Dataset rows of page text
::::

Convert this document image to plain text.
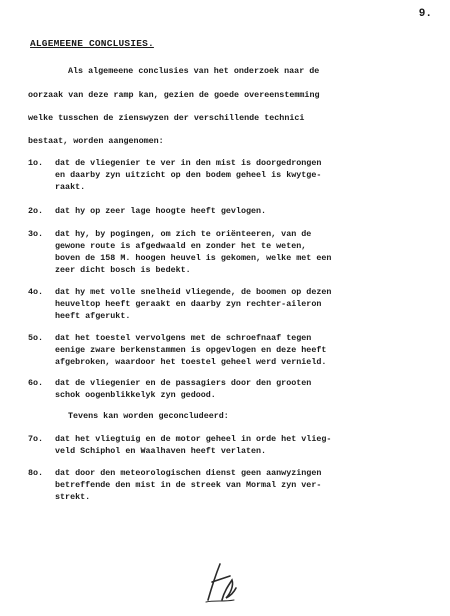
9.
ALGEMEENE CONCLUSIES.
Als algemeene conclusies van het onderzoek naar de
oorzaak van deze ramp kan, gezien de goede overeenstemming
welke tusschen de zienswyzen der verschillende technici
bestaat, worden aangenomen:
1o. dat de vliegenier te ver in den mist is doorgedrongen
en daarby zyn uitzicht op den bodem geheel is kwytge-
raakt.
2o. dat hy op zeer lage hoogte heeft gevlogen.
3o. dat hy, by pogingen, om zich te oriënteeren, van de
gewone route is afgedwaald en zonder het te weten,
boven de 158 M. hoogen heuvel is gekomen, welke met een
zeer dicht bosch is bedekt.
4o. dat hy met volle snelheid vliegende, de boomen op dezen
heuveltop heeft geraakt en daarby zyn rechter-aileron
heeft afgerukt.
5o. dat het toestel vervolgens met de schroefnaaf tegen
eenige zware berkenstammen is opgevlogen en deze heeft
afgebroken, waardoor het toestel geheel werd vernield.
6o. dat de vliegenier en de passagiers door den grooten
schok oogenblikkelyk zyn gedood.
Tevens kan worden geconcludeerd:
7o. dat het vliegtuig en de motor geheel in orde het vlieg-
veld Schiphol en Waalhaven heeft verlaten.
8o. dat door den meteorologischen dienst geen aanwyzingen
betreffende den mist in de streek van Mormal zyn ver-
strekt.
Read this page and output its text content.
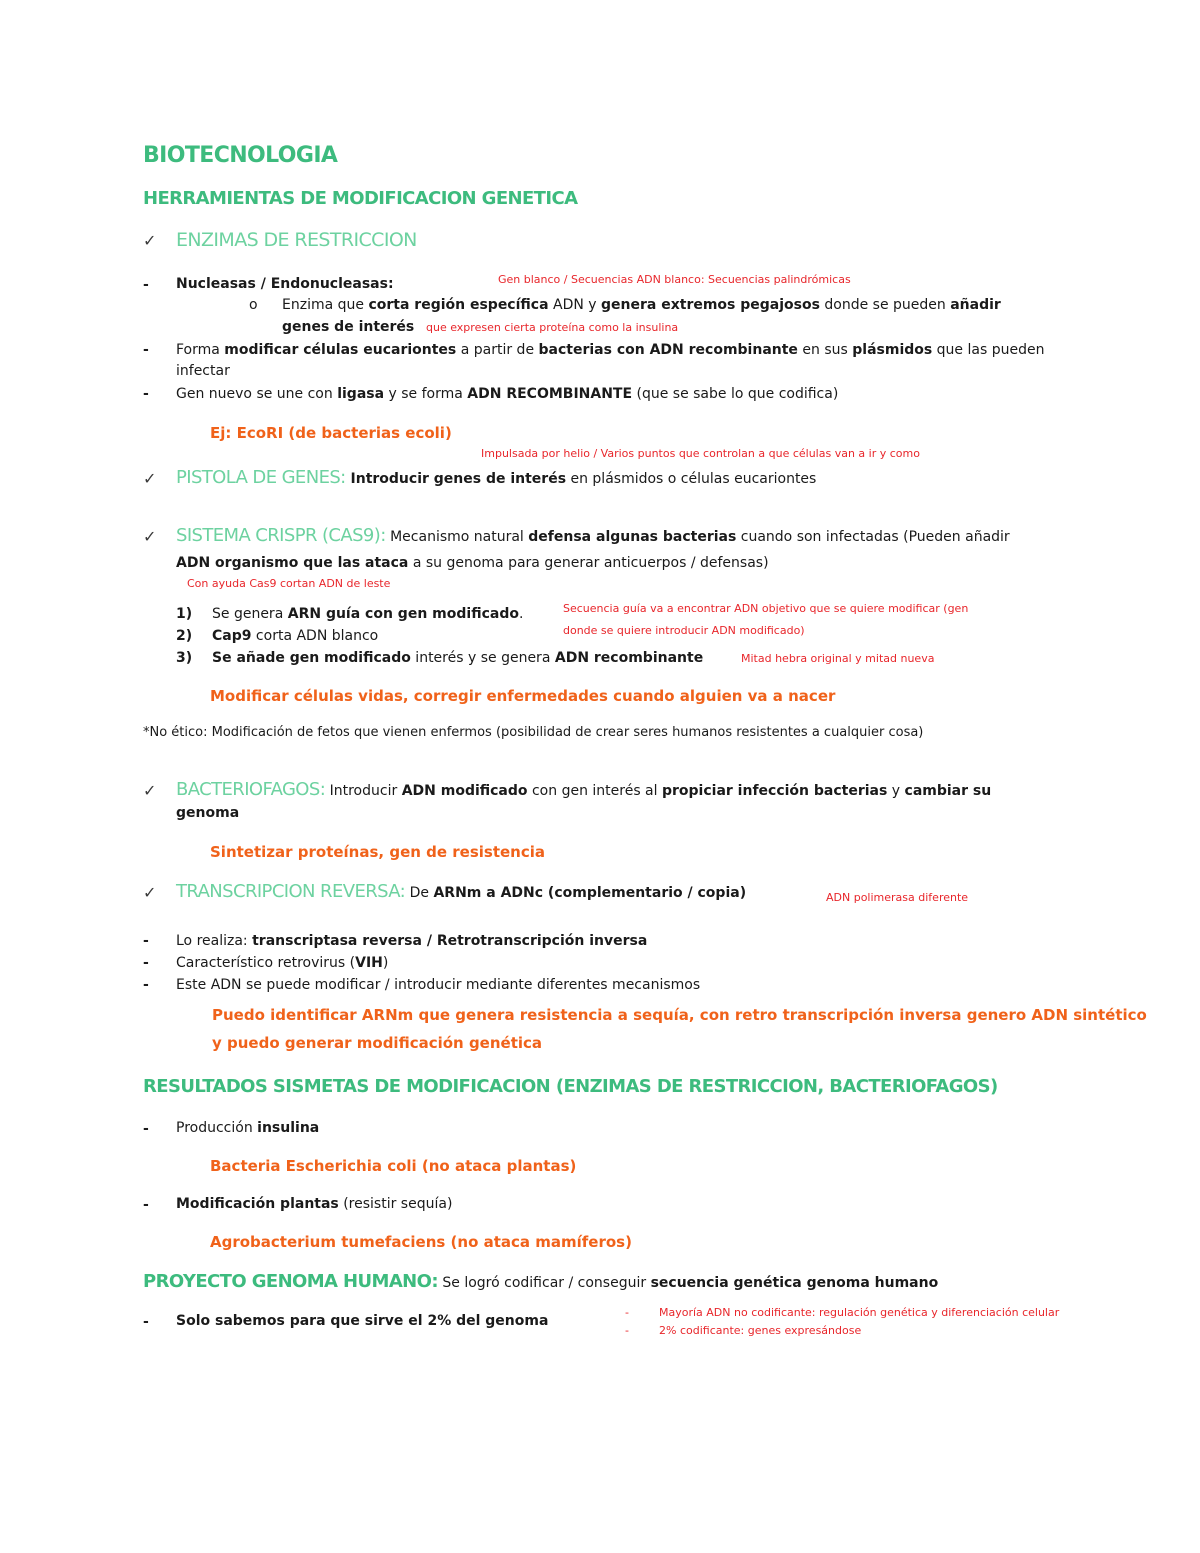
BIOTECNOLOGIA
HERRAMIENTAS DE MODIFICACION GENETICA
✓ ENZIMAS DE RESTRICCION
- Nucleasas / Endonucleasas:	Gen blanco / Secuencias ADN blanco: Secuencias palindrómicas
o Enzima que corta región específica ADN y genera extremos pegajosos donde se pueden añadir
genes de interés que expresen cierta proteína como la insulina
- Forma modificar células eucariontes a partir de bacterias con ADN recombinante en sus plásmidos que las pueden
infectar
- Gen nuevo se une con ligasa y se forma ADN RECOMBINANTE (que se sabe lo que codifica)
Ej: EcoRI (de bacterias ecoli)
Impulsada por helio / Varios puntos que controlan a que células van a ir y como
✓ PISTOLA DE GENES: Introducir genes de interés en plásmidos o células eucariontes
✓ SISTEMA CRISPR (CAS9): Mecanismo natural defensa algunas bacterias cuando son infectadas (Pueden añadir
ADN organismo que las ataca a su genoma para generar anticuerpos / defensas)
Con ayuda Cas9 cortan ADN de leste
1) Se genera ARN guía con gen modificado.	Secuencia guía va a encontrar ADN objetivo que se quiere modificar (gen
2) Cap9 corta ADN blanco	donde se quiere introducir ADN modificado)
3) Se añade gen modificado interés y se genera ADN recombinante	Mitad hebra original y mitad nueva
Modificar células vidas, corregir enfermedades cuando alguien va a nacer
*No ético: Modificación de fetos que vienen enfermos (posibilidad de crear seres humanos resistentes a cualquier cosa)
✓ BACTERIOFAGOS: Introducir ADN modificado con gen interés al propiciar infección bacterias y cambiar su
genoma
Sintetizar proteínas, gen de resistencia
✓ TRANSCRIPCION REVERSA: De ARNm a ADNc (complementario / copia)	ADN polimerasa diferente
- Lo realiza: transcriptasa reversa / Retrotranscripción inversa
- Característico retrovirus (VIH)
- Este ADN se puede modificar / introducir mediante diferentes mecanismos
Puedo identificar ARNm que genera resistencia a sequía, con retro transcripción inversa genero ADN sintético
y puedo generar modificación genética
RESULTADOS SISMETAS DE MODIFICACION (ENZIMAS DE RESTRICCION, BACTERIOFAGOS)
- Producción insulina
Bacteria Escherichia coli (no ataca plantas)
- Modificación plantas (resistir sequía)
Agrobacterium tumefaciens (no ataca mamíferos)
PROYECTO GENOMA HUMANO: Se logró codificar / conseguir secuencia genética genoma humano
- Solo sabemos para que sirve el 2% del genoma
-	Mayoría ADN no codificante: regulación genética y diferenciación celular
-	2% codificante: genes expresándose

::::

» TASK ITEM: Whenever the word "añadir" shows up in a line of the entries, copy that line.

» REPLY TO THE EXERCISE:
o Enzima que corta región específica ADN y genera extremos pegajosos donde se pueden añadir
✓ SISTEMA CRISPR (CAS9): Mecanismo natural defensa algunas bacterias cuando son infectadas (Pueden añadir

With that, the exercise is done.